— AIM OF THE EXERCISE —
In the listing below, locate the lines that hold the string "title". Copy those lines.

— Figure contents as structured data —
== == ==
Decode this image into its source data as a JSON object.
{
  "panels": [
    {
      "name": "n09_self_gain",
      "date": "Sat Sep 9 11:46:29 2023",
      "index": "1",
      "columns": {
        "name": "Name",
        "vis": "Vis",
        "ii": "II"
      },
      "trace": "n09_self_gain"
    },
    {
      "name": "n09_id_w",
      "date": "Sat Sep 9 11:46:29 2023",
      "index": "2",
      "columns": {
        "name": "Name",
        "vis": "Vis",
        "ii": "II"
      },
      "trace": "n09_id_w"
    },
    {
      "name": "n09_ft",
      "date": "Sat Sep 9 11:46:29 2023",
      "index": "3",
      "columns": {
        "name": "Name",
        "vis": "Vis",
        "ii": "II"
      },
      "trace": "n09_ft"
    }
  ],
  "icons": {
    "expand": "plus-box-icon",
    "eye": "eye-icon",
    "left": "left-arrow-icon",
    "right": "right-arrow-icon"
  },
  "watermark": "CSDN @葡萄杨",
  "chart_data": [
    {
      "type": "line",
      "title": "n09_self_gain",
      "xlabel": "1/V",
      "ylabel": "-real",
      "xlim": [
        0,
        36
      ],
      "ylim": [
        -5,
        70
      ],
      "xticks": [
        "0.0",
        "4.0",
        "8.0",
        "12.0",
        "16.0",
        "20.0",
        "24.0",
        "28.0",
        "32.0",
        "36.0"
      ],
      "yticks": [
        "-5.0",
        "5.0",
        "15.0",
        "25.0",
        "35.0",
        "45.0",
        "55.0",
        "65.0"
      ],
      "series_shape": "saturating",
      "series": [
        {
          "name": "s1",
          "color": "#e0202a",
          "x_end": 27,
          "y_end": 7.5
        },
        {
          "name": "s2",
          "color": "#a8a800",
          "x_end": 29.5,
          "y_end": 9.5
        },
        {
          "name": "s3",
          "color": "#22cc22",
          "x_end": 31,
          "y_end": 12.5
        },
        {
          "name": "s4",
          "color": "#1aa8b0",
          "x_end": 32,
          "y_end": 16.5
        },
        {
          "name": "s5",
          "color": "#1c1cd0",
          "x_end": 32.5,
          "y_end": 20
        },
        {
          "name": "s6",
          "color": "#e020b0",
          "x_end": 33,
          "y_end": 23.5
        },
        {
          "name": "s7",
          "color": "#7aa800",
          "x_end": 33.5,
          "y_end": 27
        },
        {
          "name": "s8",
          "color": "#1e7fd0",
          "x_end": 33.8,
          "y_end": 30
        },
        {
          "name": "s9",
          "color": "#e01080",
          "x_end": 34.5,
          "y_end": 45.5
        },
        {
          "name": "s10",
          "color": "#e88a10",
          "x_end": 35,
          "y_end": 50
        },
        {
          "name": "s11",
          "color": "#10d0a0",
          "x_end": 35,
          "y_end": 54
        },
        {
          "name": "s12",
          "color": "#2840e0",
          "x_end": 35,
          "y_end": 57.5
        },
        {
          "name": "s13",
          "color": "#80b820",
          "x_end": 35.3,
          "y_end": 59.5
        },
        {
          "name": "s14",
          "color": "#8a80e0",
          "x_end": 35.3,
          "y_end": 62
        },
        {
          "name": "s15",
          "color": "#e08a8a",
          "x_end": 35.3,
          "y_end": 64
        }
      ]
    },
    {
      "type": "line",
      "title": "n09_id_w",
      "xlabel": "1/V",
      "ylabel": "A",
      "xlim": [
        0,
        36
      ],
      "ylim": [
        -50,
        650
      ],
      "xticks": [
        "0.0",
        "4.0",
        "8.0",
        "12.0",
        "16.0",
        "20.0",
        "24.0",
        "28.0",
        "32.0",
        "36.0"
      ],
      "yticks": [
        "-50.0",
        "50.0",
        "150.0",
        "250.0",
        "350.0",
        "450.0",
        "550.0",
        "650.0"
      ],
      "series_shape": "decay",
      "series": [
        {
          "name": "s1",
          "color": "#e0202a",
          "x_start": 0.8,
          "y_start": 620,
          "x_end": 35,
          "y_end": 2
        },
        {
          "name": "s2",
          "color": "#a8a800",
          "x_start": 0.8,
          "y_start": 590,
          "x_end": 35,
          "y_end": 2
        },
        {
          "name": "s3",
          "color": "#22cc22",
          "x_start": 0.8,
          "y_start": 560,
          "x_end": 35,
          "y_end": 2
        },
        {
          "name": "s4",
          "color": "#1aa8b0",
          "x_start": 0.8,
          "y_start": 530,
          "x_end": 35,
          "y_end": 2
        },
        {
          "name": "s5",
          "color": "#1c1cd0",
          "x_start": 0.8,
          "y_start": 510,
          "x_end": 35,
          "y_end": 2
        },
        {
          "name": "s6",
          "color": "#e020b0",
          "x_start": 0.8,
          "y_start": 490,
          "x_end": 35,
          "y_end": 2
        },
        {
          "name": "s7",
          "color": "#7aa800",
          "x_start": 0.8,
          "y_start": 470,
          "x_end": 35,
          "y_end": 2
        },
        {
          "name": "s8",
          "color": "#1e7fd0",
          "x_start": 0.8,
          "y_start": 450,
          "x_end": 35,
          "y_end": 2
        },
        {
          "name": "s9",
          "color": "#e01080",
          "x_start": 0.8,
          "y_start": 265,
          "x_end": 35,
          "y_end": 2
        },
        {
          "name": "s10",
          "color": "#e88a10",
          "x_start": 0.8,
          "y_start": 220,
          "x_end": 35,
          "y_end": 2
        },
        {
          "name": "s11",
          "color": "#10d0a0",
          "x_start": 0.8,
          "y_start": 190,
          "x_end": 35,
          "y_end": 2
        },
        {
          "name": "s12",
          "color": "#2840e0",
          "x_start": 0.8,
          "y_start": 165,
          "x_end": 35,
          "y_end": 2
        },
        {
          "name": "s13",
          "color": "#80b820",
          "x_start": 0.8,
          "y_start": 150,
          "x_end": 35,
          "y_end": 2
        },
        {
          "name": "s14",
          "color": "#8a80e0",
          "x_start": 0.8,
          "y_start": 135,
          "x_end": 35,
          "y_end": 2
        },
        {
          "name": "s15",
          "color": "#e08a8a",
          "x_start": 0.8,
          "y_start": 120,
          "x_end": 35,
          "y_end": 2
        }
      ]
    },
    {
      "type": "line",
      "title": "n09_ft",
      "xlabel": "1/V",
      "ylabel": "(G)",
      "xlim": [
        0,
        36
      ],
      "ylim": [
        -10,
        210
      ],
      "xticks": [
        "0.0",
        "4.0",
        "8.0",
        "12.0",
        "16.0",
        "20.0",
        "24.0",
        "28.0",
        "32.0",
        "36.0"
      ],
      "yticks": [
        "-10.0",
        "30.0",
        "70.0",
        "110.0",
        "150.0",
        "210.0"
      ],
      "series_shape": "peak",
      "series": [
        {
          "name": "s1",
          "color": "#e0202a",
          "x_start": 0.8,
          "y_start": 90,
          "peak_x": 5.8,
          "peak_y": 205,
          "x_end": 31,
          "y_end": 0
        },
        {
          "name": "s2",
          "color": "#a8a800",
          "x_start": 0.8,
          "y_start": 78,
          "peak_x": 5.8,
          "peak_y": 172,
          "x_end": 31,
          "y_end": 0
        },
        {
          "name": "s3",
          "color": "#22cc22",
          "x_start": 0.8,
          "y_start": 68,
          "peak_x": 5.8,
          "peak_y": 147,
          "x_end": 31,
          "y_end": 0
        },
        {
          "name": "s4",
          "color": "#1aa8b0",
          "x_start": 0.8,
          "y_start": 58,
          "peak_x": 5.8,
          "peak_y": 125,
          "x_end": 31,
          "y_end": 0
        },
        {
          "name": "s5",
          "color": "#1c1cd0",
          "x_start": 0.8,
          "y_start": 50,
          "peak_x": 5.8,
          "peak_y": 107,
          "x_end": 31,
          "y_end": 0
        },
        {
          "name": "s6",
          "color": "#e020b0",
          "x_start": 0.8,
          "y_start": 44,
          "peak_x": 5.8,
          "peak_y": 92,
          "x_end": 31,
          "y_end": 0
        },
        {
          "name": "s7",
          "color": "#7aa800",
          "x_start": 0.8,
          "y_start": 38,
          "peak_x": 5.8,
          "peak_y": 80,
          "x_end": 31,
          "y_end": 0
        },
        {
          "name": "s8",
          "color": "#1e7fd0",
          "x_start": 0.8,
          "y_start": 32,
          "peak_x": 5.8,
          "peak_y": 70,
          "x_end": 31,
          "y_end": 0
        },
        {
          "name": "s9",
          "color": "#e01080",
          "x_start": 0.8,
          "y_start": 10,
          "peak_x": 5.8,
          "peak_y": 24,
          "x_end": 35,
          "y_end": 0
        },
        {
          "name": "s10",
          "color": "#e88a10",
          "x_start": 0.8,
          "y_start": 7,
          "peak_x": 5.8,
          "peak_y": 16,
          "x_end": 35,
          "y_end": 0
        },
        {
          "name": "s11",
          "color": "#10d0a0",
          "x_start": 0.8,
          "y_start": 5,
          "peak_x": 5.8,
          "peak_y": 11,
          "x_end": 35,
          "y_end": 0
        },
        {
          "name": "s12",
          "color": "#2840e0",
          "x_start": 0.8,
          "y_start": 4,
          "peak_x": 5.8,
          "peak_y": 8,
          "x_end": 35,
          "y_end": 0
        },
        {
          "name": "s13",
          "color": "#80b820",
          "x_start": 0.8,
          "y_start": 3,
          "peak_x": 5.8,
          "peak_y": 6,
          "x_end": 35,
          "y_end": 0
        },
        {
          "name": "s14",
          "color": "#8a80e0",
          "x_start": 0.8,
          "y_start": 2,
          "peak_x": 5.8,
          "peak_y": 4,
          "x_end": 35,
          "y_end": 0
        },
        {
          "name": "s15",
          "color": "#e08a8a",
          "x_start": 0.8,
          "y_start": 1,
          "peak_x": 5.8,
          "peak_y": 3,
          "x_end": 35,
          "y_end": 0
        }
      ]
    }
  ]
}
== == ==
— THE COMPLETED TASK —
      "title": "n09_self_gain",
      "title": "n09_id_w",
      "title": "n09_ft",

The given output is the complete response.